## STATED TASK:
Please put each line of the records below into a Markdown table with the columns "Row" and "Record line", skipping blank lines and leaving out the pictures.

## GIVEN RECORDS:

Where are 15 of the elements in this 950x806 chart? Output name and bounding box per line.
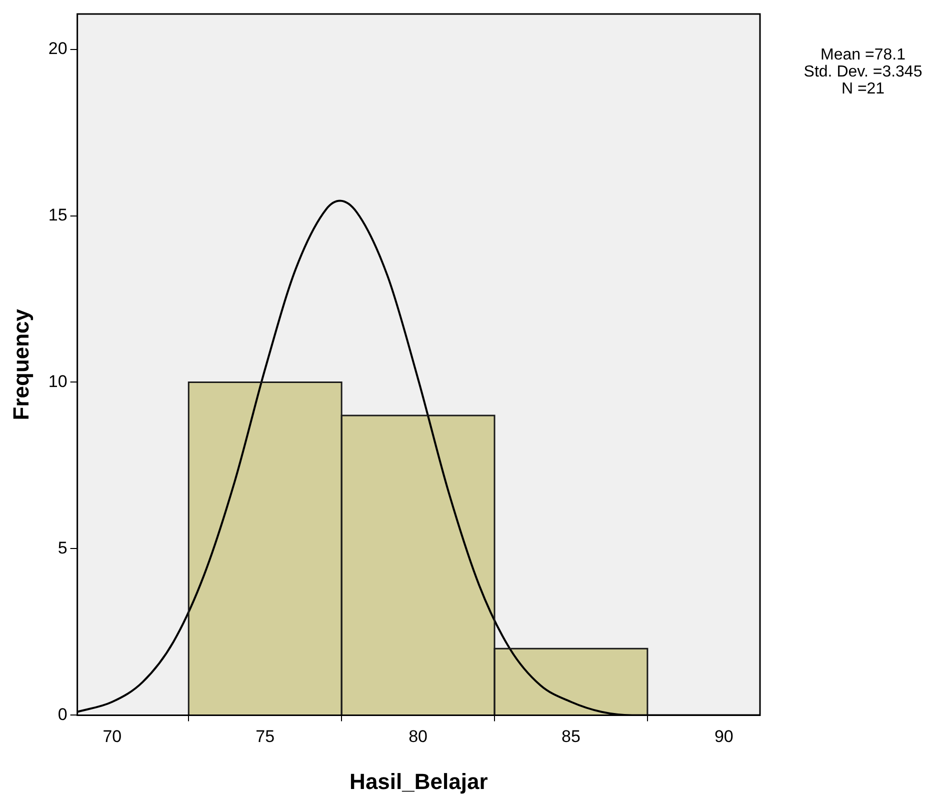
x-tick-label: 90 xyxy=(714,727,734,746)
y-tick-label: 10 xyxy=(48,372,68,391)
y-tick-label: 15 xyxy=(48,205,68,224)
x-tick-label: 75 xyxy=(256,727,275,746)
text: Std. Dev. =3.345 xyxy=(804,63,922,80)
text: Mean =78.1 xyxy=(820,46,906,64)
y-tick-label: 20 xyxy=(48,38,68,58)
x-tick-label: 80 xyxy=(408,727,428,746)
x-tick-label: 85 xyxy=(562,727,580,746)
text: N =21 xyxy=(841,80,885,98)
y-axis-title: Frequency xyxy=(8,308,34,420)
y-tick-label: 5 xyxy=(58,538,68,558)
y-tick-label: 0 xyxy=(58,704,68,724)
x-axis-title: Hasil_Belajar xyxy=(350,768,488,794)
x-tick-label: 70 xyxy=(102,727,122,746)
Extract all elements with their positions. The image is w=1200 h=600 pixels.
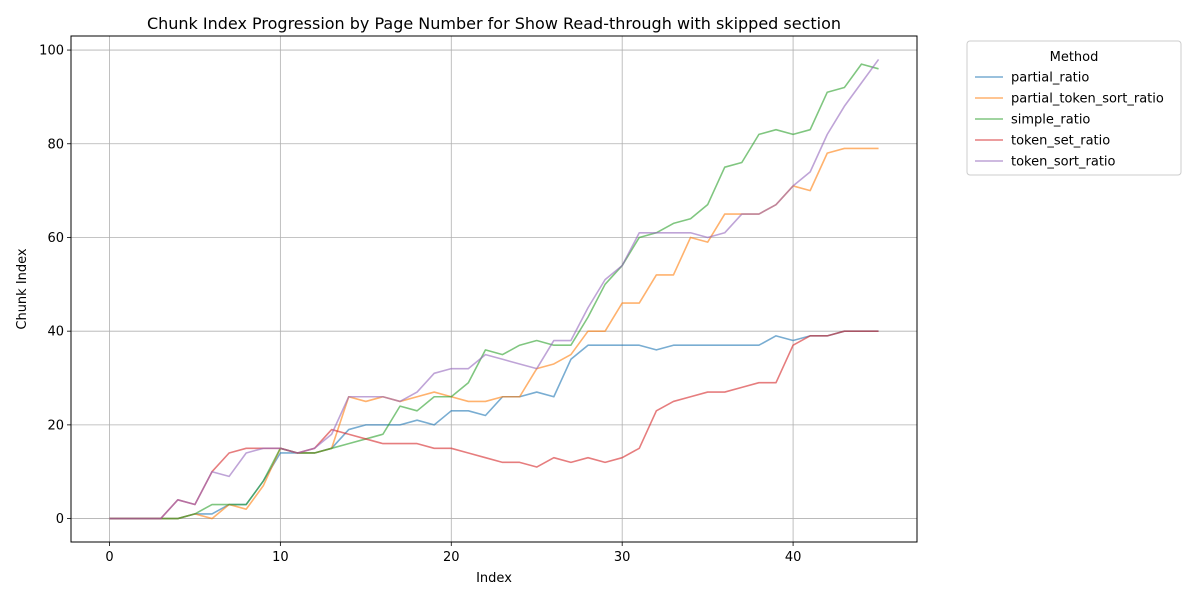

## FULL ANSWER:
| Row | Record line |
|---|---|
| 1 | Where are 15 of the elements in this 950x806 chart? Output name and bounding box per line. |
| 2 | x-tick-label: 90 xyxy=(714,727,734,746) |
| 3 | y-tick-label: 10 xyxy=(48,372,68,391) |
| 4 | y-tick-label: 15 xyxy=(48,205,68,224) |
| 5 | x-tick-label: 75 xyxy=(256,727,275,746) |
| 6 | text: Std. Dev. =3.345 xyxy=(804,63,922,80) |
| 7 | text: Mean =78.1 xyxy=(820,46,906,64) |
| 8 | y-tick-label: 20 xyxy=(48,38,68,58) |
| 9 | x-tick-label: 80 xyxy=(408,727,428,746) |
| 10 | x-tick-label: 85 xyxy=(562,727,580,746) |
| 11 | text: N =21 xyxy=(841,80,885,98) |
| 12 | y-axis-title: Frequency xyxy=(8,308,34,420) |
| 13 | y-tick-label: 5 xyxy=(58,538,68,558) |
| 14 | y-tick-label: 0 xyxy=(58,704,68,724) |
| 15 | x-axis-title: Hasil_Belajar xyxy=(350,768,488,794) |
| 16 | x-tick-label: 70 xyxy=(102,727,122,746) |
| 17 | Extract all elements with their positions. The image is w=1200 h=600 pixels. |